- **The data**:
########################################

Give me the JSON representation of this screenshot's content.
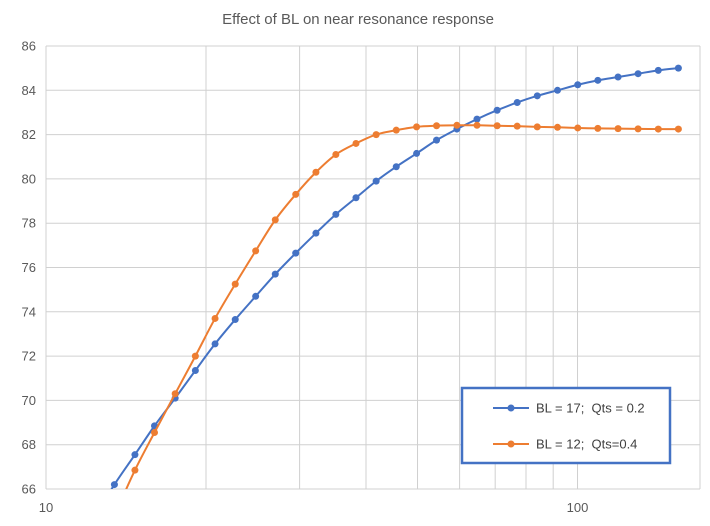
{
  "chart_data": {
    "type": "line",
    "title": "Effect of BL on near resonance response",
    "xlabel": "",
    "ylabel": "",
    "x_scale": "log",
    "xlim": [
      10,
      170
    ],
    "ylim": [
      66,
      86
    ],
    "x_ticks": [
      10,
      100
    ],
    "x_tick_labels": [
      "10",
      "100"
    ],
    "x_minor_gridlines": [
      20,
      30,
      40,
      50,
      60,
      70,
      80,
      90
    ],
    "y_ticks": [
      66,
      68,
      70,
      72,
      74,
      76,
      78,
      80,
      82,
      84,
      86
    ],
    "y_tick_labels": [
      "66",
      "68",
      "70",
      "72",
      "74",
      "76",
      "78",
      "80",
      "82",
      "84",
      "86"
    ],
    "grid": true,
    "legend_position": "bottom-right",
    "series": [
      {
        "name": "BL = 17;  Qts = 0.2",
        "color": "#4472C4",
        "x": [
          13.45,
          14.7,
          16.0,
          17.5,
          19.1,
          20.8,
          22.7,
          24.8,
          27.0,
          29.5,
          32.2,
          35.1,
          38.3,
          41.8,
          45.6,
          49.8,
          54.3,
          59.3,
          64.7,
          70.6,
          77.0,
          84.0,
          91.7,
          100.1,
          109.2,
          119.2,
          130.0,
          141.9,
          154.8
        ],
        "values": [
          66.2,
          67.55,
          68.85,
          70.1,
          71.35,
          72.55,
          73.65,
          74.7,
          75.7,
          76.65,
          77.55,
          78.4,
          79.15,
          79.9,
          80.55,
          81.15,
          81.75,
          82.25,
          82.7,
          83.1,
          83.45,
          83.75,
          84.0,
          84.25,
          84.45,
          84.6,
          84.75,
          84.9,
          85.0
        ]
      },
      {
        "name": "BL = 12;  Qts=0.4",
        "color": "#ED7D31",
        "x": [
          14.7,
          16.0,
          17.5,
          19.1,
          20.8,
          22.7,
          24.8,
          27.0,
          29.5,
          32.2,
          35.1,
          38.3,
          41.8,
          45.6,
          49.8,
          54.3,
          59.3,
          64.7,
          70.6,
          77.0,
          84.0,
          91.7,
          100.1,
          109.2,
          119.2,
          130.0,
          141.9,
          154.8
        ],
        "values": [
          66.85,
          68.55,
          70.3,
          72.0,
          73.7,
          75.25,
          76.75,
          78.15,
          79.3,
          80.3,
          81.1,
          81.6,
          82.0,
          82.2,
          82.35,
          82.4,
          82.42,
          82.42,
          82.4,
          82.38,
          82.35,
          82.33,
          82.3,
          82.28,
          82.27,
          82.26,
          82.25,
          82.25
        ]
      }
    ]
  }
}
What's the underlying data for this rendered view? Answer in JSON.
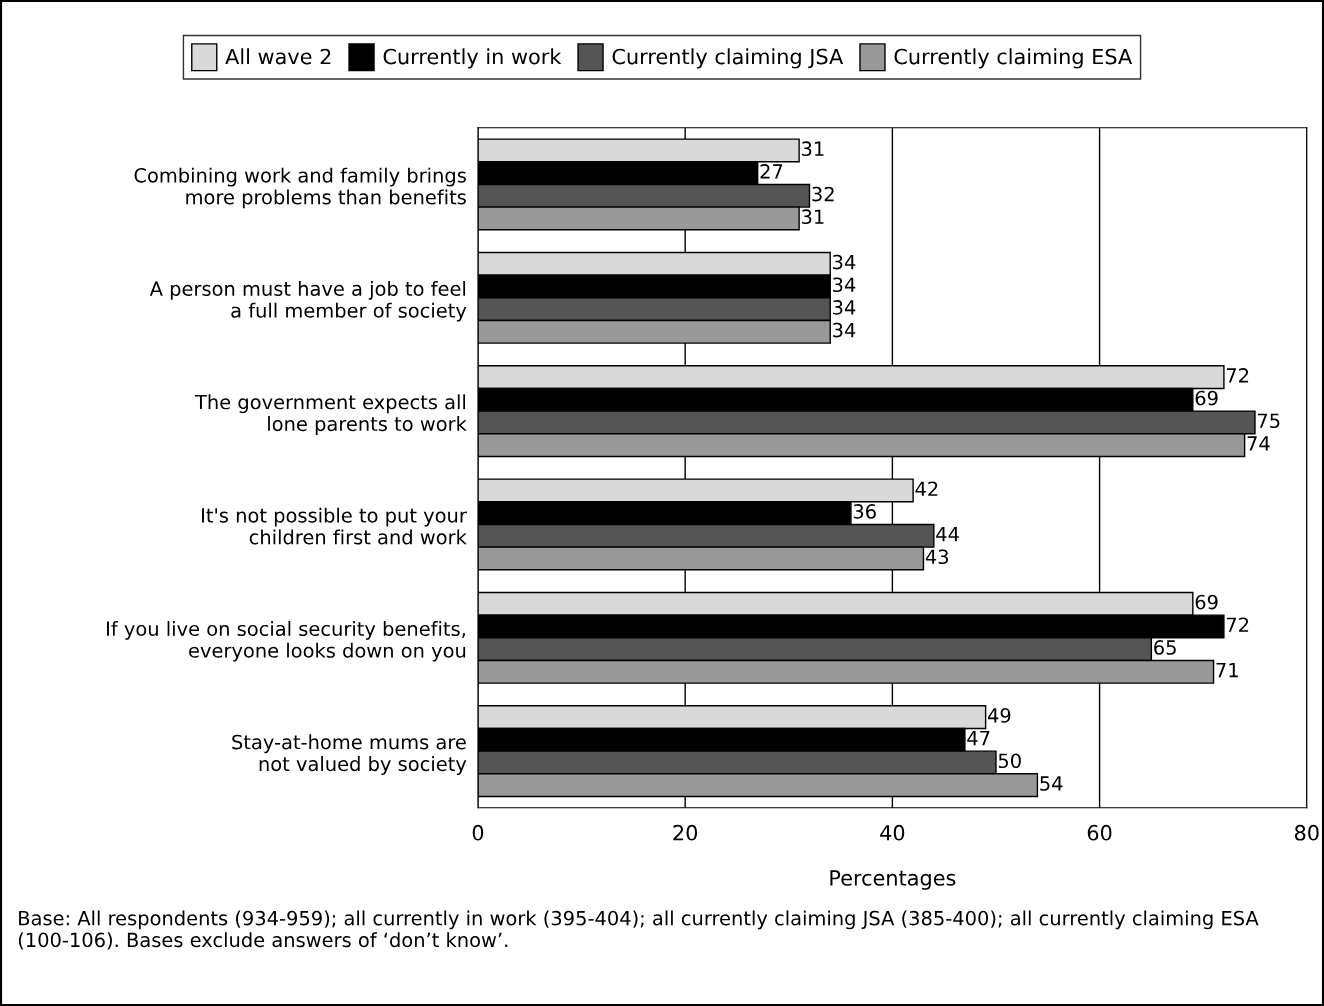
{
  "chart_data": {
    "type": "bar",
    "orientation": "horizontal",
    "xlabel": "Percentages",
    "categories": [
      "Combining work and family brings\nmore problems than benefits",
      "A person must have a job to feel\na full member of society",
      "The government expects all\nlone parents to work",
      "It's not possible to put your\nchildren first and work",
      "If you live on social security benefits,\neveryone looks down on you",
      "Stay-at-home mums are\nnot valued by society"
    ],
    "series": [
      {
        "name": "All wave 2",
        "color": "#d9d9d9",
        "values": [
          31,
          34,
          72,
          42,
          69,
          49
        ]
      },
      {
        "name": "Currently in work",
        "color": "#000000",
        "values": [
          27,
          34,
          69,
          36,
          72,
          47
        ]
      },
      {
        "name": "Currently claiming JSA",
        "color": "#555555",
        "values": [
          32,
          34,
          75,
          44,
          65,
          50
        ]
      },
      {
        "name": "Currently claiming ESA",
        "color": "#999999",
        "values": [
          31,
          34,
          74,
          43,
          71,
          54
        ]
      }
    ],
    "xlim": [
      0,
      80
    ],
    "xticks": [
      0,
      20,
      40,
      60,
      80
    ],
    "grid": "x",
    "legend": "top",
    "data_labels": true,
    "annotations": [
      "Base: All respondents (934-959); all currently in work (395-404); all currently claiming JSA (385-400); all currently claiming ESA (100-106). Bases exclude answers of ‘don’t know’."
    ]
  }
}
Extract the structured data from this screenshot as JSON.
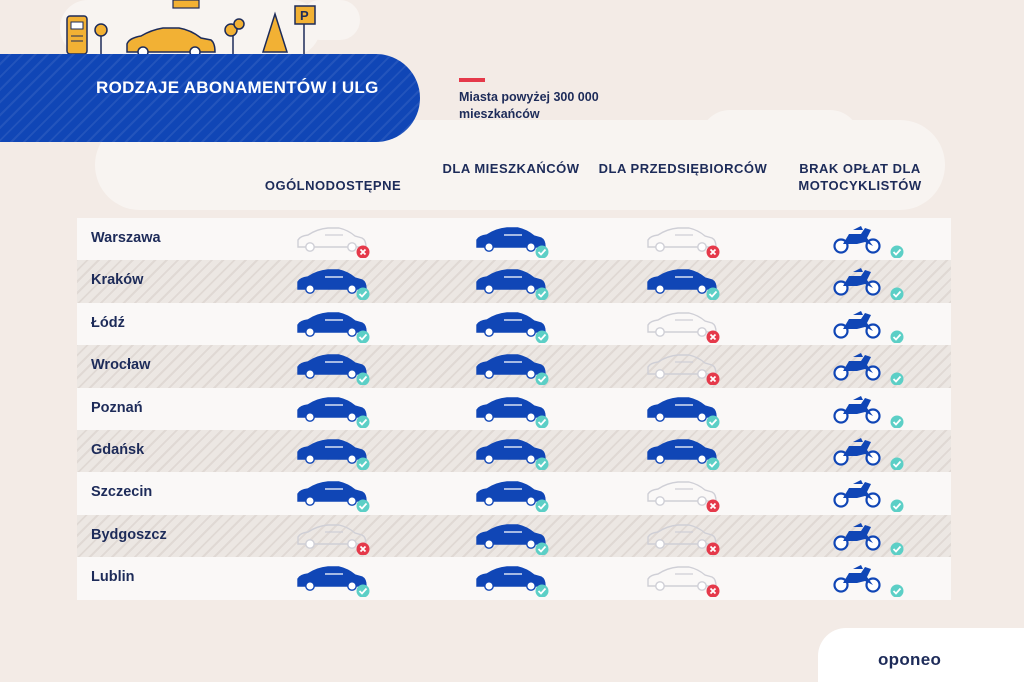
{
  "title": "RODZAJE ABONAMENTÓW I ULG",
  "legend": "Miasta powyżej 300 000 mieszkańców",
  "columns": [
    {
      "label": "OGÓLNODOSTĘPNE",
      "vehicle": "car-icon"
    },
    {
      "label": "DLA MIESZKAŃCÓW",
      "vehicle": "car-icon"
    },
    {
      "label": "DLA PRZEDSIĘBIORCÓW",
      "vehicle": "car-icon"
    },
    {
      "label": "BRAK OPŁAT DLA MOTOCYKLISTÓW",
      "vehicle": "motorcycle-icon"
    }
  ],
  "rows": [
    {
      "city": "Warszawa",
      "values": [
        false,
        true,
        false,
        true
      ]
    },
    {
      "city": "Kraków",
      "values": [
        true,
        true,
        true,
        true
      ]
    },
    {
      "city": "Łódź",
      "values": [
        true,
        true,
        false,
        true
      ]
    },
    {
      "city": "Wrocław",
      "values": [
        true,
        true,
        false,
        true
      ]
    },
    {
      "city": "Poznań",
      "values": [
        true,
        true,
        true,
        true
      ]
    },
    {
      "city": "Gdańsk",
      "values": [
        true,
        true,
        true,
        true
      ]
    },
    {
      "city": "Szczecin",
      "values": [
        true,
        true,
        false,
        true
      ]
    },
    {
      "city": "Bydgoszcz",
      "values": [
        false,
        true,
        false,
        true
      ]
    },
    {
      "city": "Lublin",
      "values": [
        true,
        true,
        false,
        true
      ]
    }
  ],
  "colors": {
    "active": "#1046b6",
    "inactive": "#cfcfd6",
    "yes": "#5ccfc6",
    "no": "#e5394a"
  },
  "logo": "oponeo"
}
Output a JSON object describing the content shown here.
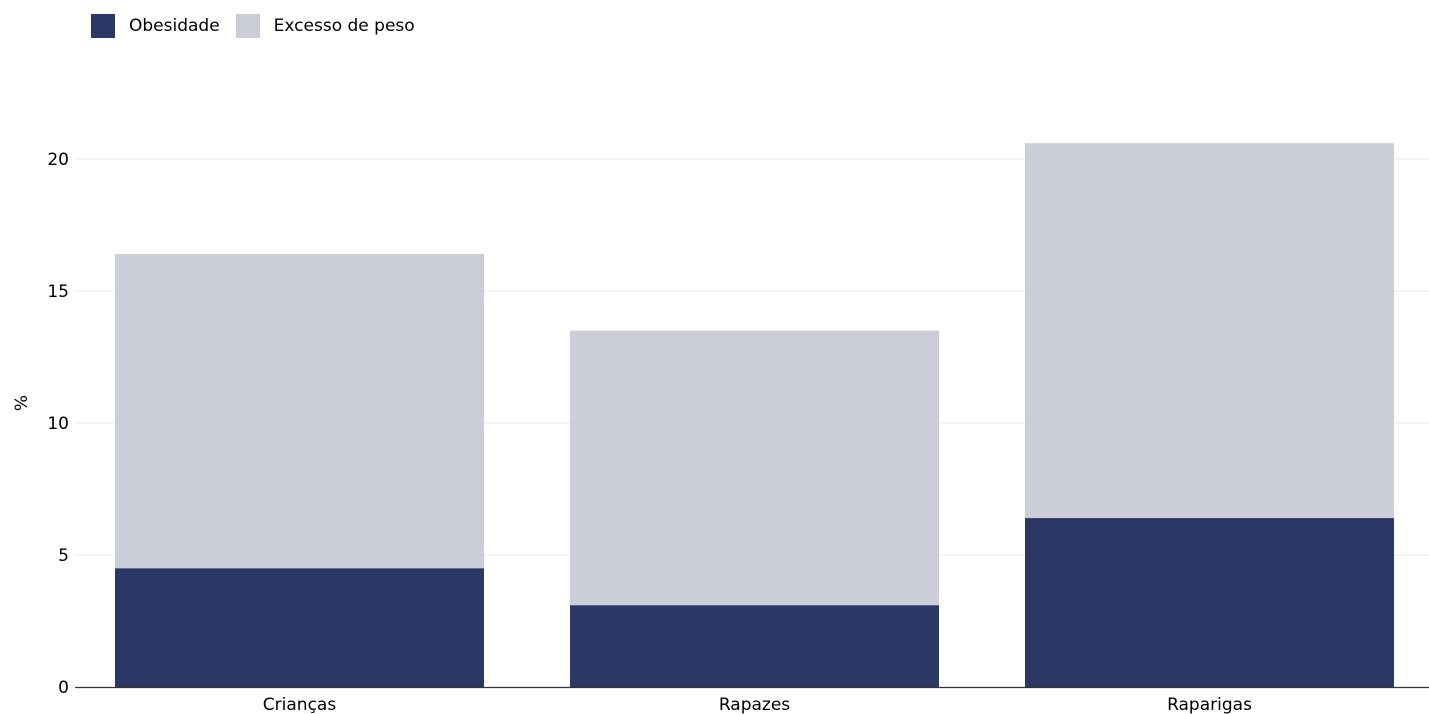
{
  "chart_data": {
    "type": "bar",
    "stacked": true,
    "categories": [
      "Crianças",
      "Rapazes",
      "Raparigas"
    ],
    "series": [
      {
        "name": "Obesidade",
        "values": [
          4.5,
          3.1,
          6.4
        ],
        "color": "#2b3764"
      },
      {
        "name": "Excesso de peso",
        "values": [
          11.9,
          10.4,
          14.2
        ],
        "color": "#cbcdd9"
      }
    ],
    "ylabel": "%",
    "ylim": [
      0,
      20.5
    ],
    "yticks": [
      0,
      5,
      10,
      15,
      20
    ],
    "grid": true,
    "legend_position": "top-left"
  }
}
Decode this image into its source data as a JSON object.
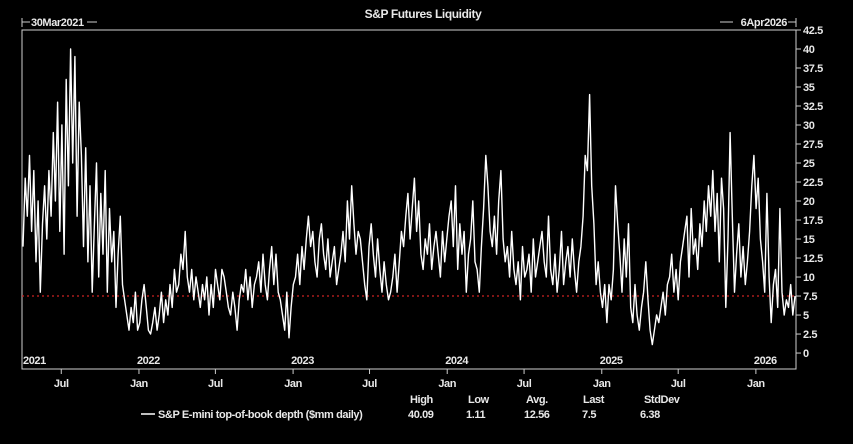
{
  "chart_data": {
    "type": "line",
    "title": "S&P Futures Liquidity",
    "start_label": "30Mar2021",
    "end_label": "6Apr2026",
    "start_date": "2021-03-30",
    "end_date": "2026-04-06",
    "ylim": [
      -2.1,
      42.5
    ],
    "y_axis_position": "right",
    "yticks": [
      0,
      2.5,
      5,
      7.5,
      10,
      12.5,
      15,
      17.5,
      20,
      22.5,
      25,
      27.5,
      30,
      32.5,
      35,
      37.5,
      40,
      42.5
    ],
    "xticks": [
      {
        "date": "2021-07-01",
        "label": "Jul"
      },
      {
        "date": "2022-01-01",
        "label": "Jan"
      },
      {
        "date": "2022-07-01",
        "label": "Jul"
      },
      {
        "date": "2023-01-01",
        "label": "Jan"
      },
      {
        "date": "2023-07-01",
        "label": "Jul"
      },
      {
        "date": "2024-01-01",
        "label": "Jan"
      },
      {
        "date": "2024-07-01",
        "label": "Jul"
      },
      {
        "date": "2025-01-01",
        "label": "Jan"
      },
      {
        "date": "2025-07-01",
        "label": "Jul"
      },
      {
        "date": "2026-01-01",
        "label": "Jan"
      }
    ],
    "year_labels": [
      {
        "date": "2021-03-30",
        "label": "2021"
      },
      {
        "date": "2022-01-01",
        "label": "2022"
      },
      {
        "date": "2023-01-01",
        "label": "2023"
      },
      {
        "date": "2024-01-01",
        "label": "2024"
      },
      {
        "date": "2025-01-01",
        "label": "2025"
      },
      {
        "date": "2026-01-01",
        "label": "2026"
      }
    ],
    "reference_line": {
      "value": 7.5,
      "color": "#cc2222",
      "style": "dashed"
    },
    "grid": false,
    "legend_position": "bottom",
    "series": [
      {
        "name": "S&P E-mini top-of-book depth ($mm daily)",
        "color": "#ffffff",
        "values": [
          14,
          23,
          18,
          26,
          16,
          24,
          12,
          20,
          8,
          17,
          22,
          15,
          24,
          18,
          29,
          20,
          33,
          16,
          30,
          13,
          36,
          22,
          40,
          25,
          39,
          18,
          33,
          26,
          14,
          27,
          12,
          22,
          8,
          17,
          25,
          10,
          21,
          13,
          24,
          8,
          19,
          12,
          16,
          6,
          13,
          18,
          9,
          7,
          5,
          3,
          6,
          4,
          8,
          3,
          4,
          7,
          9,
          6,
          3,
          2.5,
          4,
          6,
          3,
          5,
          8,
          4,
          7,
          5,
          9,
          6,
          11,
          8,
          9,
          13,
          11,
          16,
          10,
          8,
          11,
          7,
          10,
          8,
          6,
          9,
          7,
          10,
          5,
          9,
          6,
          11,
          9,
          7,
          11,
          10,
          8,
          6,
          5,
          8,
          6,
          3,
          7,
          9,
          8,
          11,
          7,
          10,
          6,
          9,
          10,
          12,
          8,
          13,
          9,
          7,
          11,
          14,
          9,
          13,
          8,
          7,
          5,
          3,
          8,
          2,
          6,
          9,
          10,
          13,
          9,
          14,
          11,
          15,
          18,
          14,
          16,
          12,
          10,
          15,
          17,
          13,
          11,
          15,
          10,
          12,
          14,
          9,
          11,
          13,
          16,
          12,
          20,
          15,
          22,
          17,
          13,
          16,
          15,
          12,
          9,
          7,
          14,
          17,
          13,
          10,
          15,
          11,
          8,
          12,
          9,
          7,
          8,
          10,
          13,
          8,
          12,
          16,
          14,
          18,
          21,
          15,
          19,
          23,
          16,
          20,
          13,
          11,
          15,
          13,
          17,
          11,
          14,
          16,
          13,
          10,
          16,
          12,
          15,
          18,
          20,
          14,
          22,
          11,
          17,
          13,
          16,
          8,
          13,
          15,
          20,
          12,
          11,
          8,
          14,
          19,
          26,
          22,
          16,
          14,
          18,
          13,
          20,
          24,
          15,
          12,
          14,
          10,
          16,
          11,
          9,
          12,
          7,
          14,
          10,
          11,
          13,
          8,
          15,
          10,
          12,
          14,
          16,
          12,
          10,
          18,
          11,
          9,
          13,
          8,
          11,
          16,
          9,
          12,
          14,
          10,
          15,
          11,
          8,
          12,
          14,
          18,
          26,
          24,
          34,
          22,
          17,
          9,
          12,
          8,
          6,
          9,
          4,
          9,
          7,
          11,
          22,
          17,
          13,
          8,
          15,
          10,
          17,
          6,
          4,
          9,
          5,
          3,
          6,
          8,
          12,
          7,
          3,
          1.11,
          3,
          5,
          4,
          6,
          8,
          5,
          9,
          10,
          13,
          8,
          11,
          7,
          12,
          14,
          16,
          18,
          10,
          19,
          13,
          15,
          11,
          17,
          14,
          20,
          16,
          22,
          18,
          24,
          16,
          21,
          12,
          23,
          19,
          6,
          15,
          29,
          18,
          8,
          13,
          17,
          10,
          14,
          9,
          12,
          16,
          22,
          26,
          19,
          23,
          15,
          12,
          8,
          21,
          10,
          4,
          9,
          11,
          6,
          19,
          8,
          5,
          7,
          6,
          9,
          5,
          7.5
        ]
      }
    ],
    "stats": {
      "headers": [
        "High",
        "Low",
        "Avg.",
        "Last",
        "StdDev"
      ],
      "values": [
        "40.09",
        "1.11",
        "12.56",
        "7.5",
        "6.38"
      ]
    }
  }
}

########################################

- **The problem**: Say how many lines of the data include the string "society". Nothing other than the number should be given.

- **Full answer**: 2